Data excerpts
'''

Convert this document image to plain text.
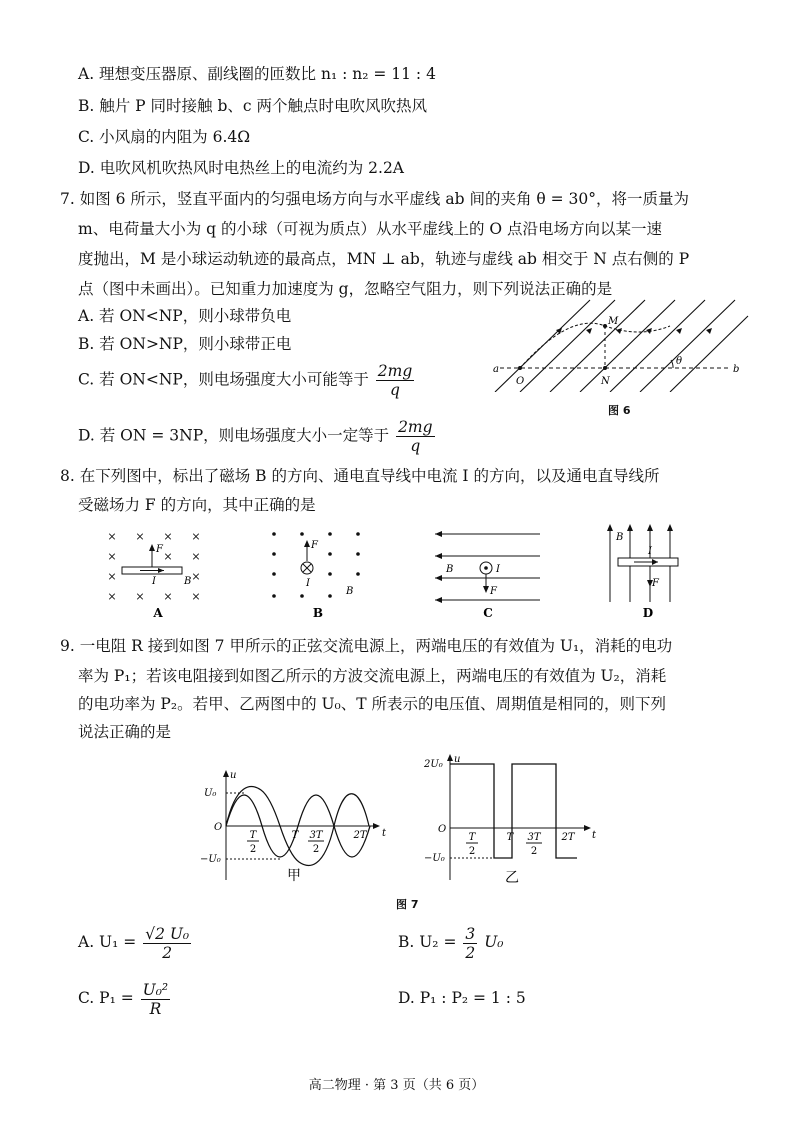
A. 理想变压器原、副线圈的匝数比 n₁ : n₂ = 11 : 4
B. 触片 P 同时接触 b、c 两个触点时电吹风吹热风
C. 小风扇的内阻为 6.4Ω
D. 电吹风机吹热风时电热丝上的电流约为 2.2A
7. 如图 6 所示，竖直平面内的匀强电场方向与水平虚线 ab 间的夹角 θ = 30°，将一质量为
m、电荷量大小为 q 的小球（可视为质点）从水平虚线上的 O 点沿电场方向以某一速
度抛出，M 是小球运动轨迹的最高点，MN ⊥ ab，轨迹与虚线 ab 相交于 N 点右侧的 P
点（图中未画出）。已知重力加速度为 g，忽略空气阻力，则下列说法正确的是
A. 若 ON<NP，则小球带负电
B. 若 ON>NP，则小球带正电
C. 若 ON<NP，则电场强度大小可能等于 $\frac{2mg}{q}$
D. 若 ON = 3NP，则电场强度大小一定等于 $\frac{2mg}{q}$
a	b
O	N
M
θ
图 6
8. 在下列图中，标出了磁场 B 的方向、通电直导线中电流 I 的方向，以及通电直导线所
受磁场力 F 的方向，其中正确的是
× × × ×
×	× ×
×	×
× × × ×
F
I	B
A
F
I
B
B
F
I
B
C
F
I
B
D
9. 一电阻 R 接到如图 7 甲所示的正弦交流电源上，两端电压的有效值为 U₁，消耗的电功
率为 P₁；若该电阻接到如图乙所示的方波交流电源上，两端电压的有效值为 U₂，消耗
的电功率为 P₂。若甲、乙两图中的 U₀、T 所表示的电压值、周期值是相同的，则下列
说法正确的是
u
U₀
O
−U₀
t
T
2
T 3T
2
2T
甲
u
2U₀
O
−U₀
t
T
2
T 3T
2
2T
乙
图 7
A. $U_1 = \frac{\text{√2 U₀}}{2}$	B. $U_2 = \frac{3}{2} U_0$
C. $P_1 = \frac{\text{U₀²}}{R}$	D. P₁ : P₂ = 1 : 5
高二物理 · 第 3 页（共 6 页）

'''

◆ Exercise objective: Reproduce every entry word for word, but omit the pictures.

◆ Answer to this exercise:
Convert this document image to plain text.
A. 理想变压器原、副线圈的匝数比 n₁ : n₂ = 11 : 4
B. 触片 P 同时接触 b、c 两个触点时电吹风吹热风
C. 小风扇的内阻为 6.4Ω
D. 电吹风机吹热风时电热丝上的电流约为 2.2A
7. 如图 6 所示，竖直平面内的匀强电场方向与水平虚线 ab 间的夹角 θ = 30°，将一质量为
m、电荷量大小为 q 的小球（可视为质点）从水平虚线上的 O 点沿电场方向以某一速
度抛出，M 是小球运动轨迹的最高点，MN ⊥ ab，轨迹与虚线 ab 相交于 N 点右侧的 P
点（图中未画出）。已知重力加速度为 g，忽略空气阻力，则下列说法正确的是
A. 若 ON<NP，则小球带负电
B. 若 ON>NP，则小球带正电
C. 若 ON<NP，则电场强度大小可能等于 $\frac{2mg}{q}$
D. 若 ON = 3NP，则电场强度大小一定等于 $\frac{2mg}{q}$
a	b
O	N
M
θ
图 6
8. 在下列图中，标出了磁场 B 的方向、通电直导线中电流 I 的方向，以及通电直导线所
受磁场力 F 的方向，其中正确的是
× × × ×
×	× ×
×	×
× × × ×
F
I	B
A
F
I
B
B
F
I
B
C
F
I
B
D
9. 一电阻 R 接到如图 7 甲所示的正弦交流电源上，两端电压的有效值为 U₁，消耗的电功
率为 P₁；若该电阻接到如图乙所示的方波交流电源上，两端电压的有效值为 U₂，消耗
的电功率为 P₂。若甲、乙两图中的 U₀、T 所表示的电压值、周期值是相同的，则下列
说法正确的是
u
U₀
O
−U₀
t
T
2
T 3T
2
2T
甲
u
2U₀
O
−U₀
t
T
2
T 3T
2
2T
乙
图 7
A. $U_1 = \frac{\text{√2 U₀}}{2}$	B. $U_2 = \frac{3}{2} U_0$
C. $P_1 = \frac{\text{U₀²}}{R}$	D. P₁ : P₂ = 1 : 5
高二物理 · 第 3 页（共 6 页）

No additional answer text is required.